* _Required task_:
Transcribe the records below exactly as they appear.
☆ ☆ ☆ ☆ ☆
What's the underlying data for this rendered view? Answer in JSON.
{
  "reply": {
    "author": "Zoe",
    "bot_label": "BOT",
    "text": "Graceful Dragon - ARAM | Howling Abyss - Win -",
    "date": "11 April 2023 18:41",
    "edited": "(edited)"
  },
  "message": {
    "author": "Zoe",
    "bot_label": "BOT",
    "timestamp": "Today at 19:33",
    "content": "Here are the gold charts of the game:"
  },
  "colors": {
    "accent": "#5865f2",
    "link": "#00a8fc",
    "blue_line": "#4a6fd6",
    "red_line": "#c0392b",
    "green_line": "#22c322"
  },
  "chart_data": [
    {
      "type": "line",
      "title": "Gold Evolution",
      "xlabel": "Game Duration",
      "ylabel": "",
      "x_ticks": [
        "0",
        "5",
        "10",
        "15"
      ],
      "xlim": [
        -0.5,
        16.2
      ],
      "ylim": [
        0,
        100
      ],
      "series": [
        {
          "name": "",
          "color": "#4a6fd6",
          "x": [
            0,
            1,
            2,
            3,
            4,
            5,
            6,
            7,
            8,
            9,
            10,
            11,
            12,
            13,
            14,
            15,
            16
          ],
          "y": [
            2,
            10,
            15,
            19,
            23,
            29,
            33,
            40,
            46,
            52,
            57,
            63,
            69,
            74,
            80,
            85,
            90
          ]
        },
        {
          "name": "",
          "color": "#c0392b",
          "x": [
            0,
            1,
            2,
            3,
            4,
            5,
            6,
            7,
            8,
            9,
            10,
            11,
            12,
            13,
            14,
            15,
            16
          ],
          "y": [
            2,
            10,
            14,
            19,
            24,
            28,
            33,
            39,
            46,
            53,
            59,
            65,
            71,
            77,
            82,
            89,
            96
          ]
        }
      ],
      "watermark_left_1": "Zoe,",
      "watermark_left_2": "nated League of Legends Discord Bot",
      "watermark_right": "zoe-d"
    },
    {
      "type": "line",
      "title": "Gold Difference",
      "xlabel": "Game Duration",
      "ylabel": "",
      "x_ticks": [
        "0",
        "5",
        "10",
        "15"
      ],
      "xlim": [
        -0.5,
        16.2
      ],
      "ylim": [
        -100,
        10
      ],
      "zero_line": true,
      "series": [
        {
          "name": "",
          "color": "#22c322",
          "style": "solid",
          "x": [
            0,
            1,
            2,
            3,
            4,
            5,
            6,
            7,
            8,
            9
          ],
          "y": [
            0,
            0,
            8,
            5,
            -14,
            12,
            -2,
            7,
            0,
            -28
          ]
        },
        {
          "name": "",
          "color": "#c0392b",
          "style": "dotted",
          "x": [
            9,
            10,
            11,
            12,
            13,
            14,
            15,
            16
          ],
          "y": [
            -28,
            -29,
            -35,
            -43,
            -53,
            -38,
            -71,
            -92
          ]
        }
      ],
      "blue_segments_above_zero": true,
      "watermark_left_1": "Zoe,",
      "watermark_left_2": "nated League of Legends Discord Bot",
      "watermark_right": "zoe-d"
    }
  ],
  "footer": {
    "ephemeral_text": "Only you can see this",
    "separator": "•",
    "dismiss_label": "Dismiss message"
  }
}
☆ ☆ ☆ ☆ ☆
* _Finished answer_:
What's the underlying data for this rendered view? Answer in JSON.
{
  "reply": {
    "author": "Zoe",
    "bot_label": "BOT",
    "text": "Graceful Dragon - ARAM | Howling Abyss - Win -",
    "date": "11 April 2023 18:41",
    "edited": "(edited)"
  },
  "message": {
    "author": "Zoe",
    "bot_label": "BOT",
    "timestamp": "Today at 19:33",
    "content": "Here are the gold charts of the game:"
  },
  "colors": {
    "accent": "#5865f2",
    "link": "#00a8fc",
    "blue_line": "#4a6fd6",
    "red_line": "#c0392b",
    "green_line": "#22c322"
  },
  "chart_data": [
    {
      "type": "line",
      "title": "Gold Evolution",
      "xlabel": "Game Duration",
      "ylabel": "",
      "x_ticks": [
        "0",
        "5",
        "10",
        "15"
      ],
      "xlim": [
        -0.5,
        16.2
      ],
      "ylim": [
        0,
        100
      ],
      "series": [
        {
          "name": "",
          "color": "#4a6fd6",
          "x": [
            0,
            1,
            2,
            3,
            4,
            5,
            6,
            7,
            8,
            9,
            10,
            11,
            12,
            13,
            14,
            15,
            16
          ],
          "y": [
            2,
            10,
            15,
            19,
            23,
            29,
            33,
            40,
            46,
            52,
            57,
            63,
            69,
            74,
            80,
            85,
            90
          ]
        },
        {
          "name": "",
          "color": "#c0392b",
          "x": [
            0,
            1,
            2,
            3,
            4,
            5,
            6,
            7,
            8,
            9,
            10,
            11,
            12,
            13,
            14,
            15,
            16
          ],
          "y": [
            2,
            10,
            14,
            19,
            24,
            28,
            33,
            39,
            46,
            53,
            59,
            65,
            71,
            77,
            82,
            89,
            96
          ]
        }
      ],
      "watermark_left_1": "Zoe,",
      "watermark_left_2": "nated League of Legends Discord Bot",
      "watermark_right": "zoe-d"
    },
    {
      "type": "line",
      "title": "Gold Difference",
      "xlabel": "Game Duration",
      "ylabel": "",
      "x_ticks": [
        "0",
        "5",
        "10",
        "15"
      ],
      "xlim": [
        -0.5,
        16.2
      ],
      "ylim": [
        -100,
        10
      ],
      "zero_line": true,
      "series": [
        {
          "name": "",
          "color": "#22c322",
          "style": "solid",
          "x": [
            0,
            1,
            2,
            3,
            4,
            5,
            6,
            7,
            8,
            9
          ],
          "y": [
            0,
            0,
            8,
            5,
            -14,
            12,
            -2,
            7,
            0,
            -28
          ]
        },
        {
          "name": "",
          "color": "#c0392b",
          "style": "dotted",
          "x": [
            9,
            10,
            11,
            12,
            13,
            14,
            15,
            16
          ],
          "y": [
            -28,
            -29,
            -35,
            -43,
            -53,
            -38,
            -71,
            -92
          ]
        }
      ],
      "blue_segments_above_zero": true,
      "watermark_left_1": "Zoe,",
      "watermark_left_2": "nated League of Legends Discord Bot",
      "watermark_right": "zoe-d"
    }
  ],
  "footer": {
    "ephemeral_text": "Only you can see this",
    "separator": "•",
    "dismiss_label": "Dismiss message"
  }
}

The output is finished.